- _Quoted passage_

In due time, and pursuant to 28 U.S. C.A. § 1441, et seq. codefendant Sea-Land filed a Petition for Removal before this Court alleging that the above-described is a civil action over which this Court has jurisdiction pursuant to 28 U.S.C.A. § 1337 in that plaintiff’s cause of action is one for misdelivery to a warehousing company of certain shipments delivered to the carrier and transported under bill of lading contracts from ports in continental United States to San Juan, Puerto Rico in several of Sea-Land’s vessels, and further alleging that the bill of lading contract, as well as plaintiff’s cause of action, was governed by the terms and conditions of the Carriage of Goods by Sea Act, 46 U.S.C.A. § 1300, et seq., the Harter Act, 46 U.S. C.A. § 190, et seq., the United States Shipping Act, 46 U.S.C.A. § 801, et seq., the rules and regulations of the Federal Maritime Commission and Sea-Land’s Tariff filed with the Federal Maritime Commission pursuant to the above-mentioned Shipping Act of the United States. Finally, Sea-Land alleged that the above-mentioned are all Acts of Congress or rules and regulations enacted to regulate commerce and that in order to determine whether Sea-Land Service, Inc. is or is not liable to plaintiff in said civil action, this Court must construe the terms and conditions of the bill of lading contract as well as the different acts enacted by Congress to regulate commerce, all within the meaning of 28 U.S.C.A. § 1337.

The codefendant Waldo G. Vázquez, doing business as Almacenes Asociados, joined Sea-Land’s Petition for Removal.

On October 30, 1969, the Commonwealth of Puerto Rico filed a motion requesting that this case be remanded to the Superior Court of Puerto Rico, San Juan Part. A reading of the motion to remand, as well as of the briefs filed in support thereto, shows that plaintiff’s motion is based on the following grounds:

1. That this case is one arising exclusively under Section 16 of the Dock and Harbor Law of the Commonwealth of Puerto Rico, 23 LPRA 396, and that there is no issue of federal law in the present controversy.

2. That the allegations averred by the codefendant Sea-Land Service, Inc. in support of its Petition for Removal are frivolous and without merit and constitute mere conclusions of law.

3. That even should this Court hold that it has concurrent jurisdiction with the court of the Commonwealth of Puerto Rico, the proper forum to litigate this controversy is the court of origin.

- _Exercise set_
**a.** In the court opinion excerpt, rewrite the stretch from "On October 30, 1969, the" through "court of origin.", changing "frivolous" to "groundless".
**b.** According to the court opinion excerpt, on what date did the Commonwealth of Puerto Rico file its motion to remand the case?
The rows that follow come from a separate source and are unrelated to the court opinion excerpt.

Element and coordinate records
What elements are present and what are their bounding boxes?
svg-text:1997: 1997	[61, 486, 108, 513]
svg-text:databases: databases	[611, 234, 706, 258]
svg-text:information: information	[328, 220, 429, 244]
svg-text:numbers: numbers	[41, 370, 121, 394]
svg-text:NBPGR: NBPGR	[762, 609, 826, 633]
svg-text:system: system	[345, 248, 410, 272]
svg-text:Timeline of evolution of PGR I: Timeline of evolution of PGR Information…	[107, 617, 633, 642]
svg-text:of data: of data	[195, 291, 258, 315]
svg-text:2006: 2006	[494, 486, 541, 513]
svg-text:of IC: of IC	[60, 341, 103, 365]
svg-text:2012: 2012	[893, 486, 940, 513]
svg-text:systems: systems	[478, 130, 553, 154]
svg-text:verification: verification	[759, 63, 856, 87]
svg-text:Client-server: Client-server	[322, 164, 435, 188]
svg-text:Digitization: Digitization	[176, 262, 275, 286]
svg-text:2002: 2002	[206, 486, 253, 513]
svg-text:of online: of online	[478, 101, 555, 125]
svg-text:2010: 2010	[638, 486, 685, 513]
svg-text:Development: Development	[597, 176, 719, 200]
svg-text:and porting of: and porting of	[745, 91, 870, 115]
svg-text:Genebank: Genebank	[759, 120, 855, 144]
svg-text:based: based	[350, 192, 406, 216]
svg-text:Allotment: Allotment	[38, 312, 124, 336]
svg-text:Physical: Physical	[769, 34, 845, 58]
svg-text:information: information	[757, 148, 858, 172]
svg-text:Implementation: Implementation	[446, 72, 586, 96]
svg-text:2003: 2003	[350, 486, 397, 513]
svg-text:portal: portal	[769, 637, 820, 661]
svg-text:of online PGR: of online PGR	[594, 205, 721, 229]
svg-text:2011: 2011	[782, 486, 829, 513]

- _Responses_
**a.**
On October 30, 1969, the Commonwealth of Puerto Rico filed a motion requesting that this case be remanded to the Superior Court of Puerto Rico, San Juan Part. A reading of the motion to remand, as well as of the briefs filed in support thereto, shows that plaintiff’s motion is based on the following grounds:

1. That this case is one arising exclusively under Section 16 of the Dock and Harbor Law of the Commonwealth of Puerto Rico, 23 LPRA 396, and that there is no issue of federal law in the present controversy.

2. That the allegations averred by the codefendant Sea-Land Service, Inc. in support of its Petition for Removal are groundless and without merit and constitute mere conclusions of law.

3. That even should this Court hold that it has concurrent jurisdiction with the court of the Commonwealth of Puerto Rico, the proper forum to litigate this controversy is the court of origin.

**b.** October 30, 1969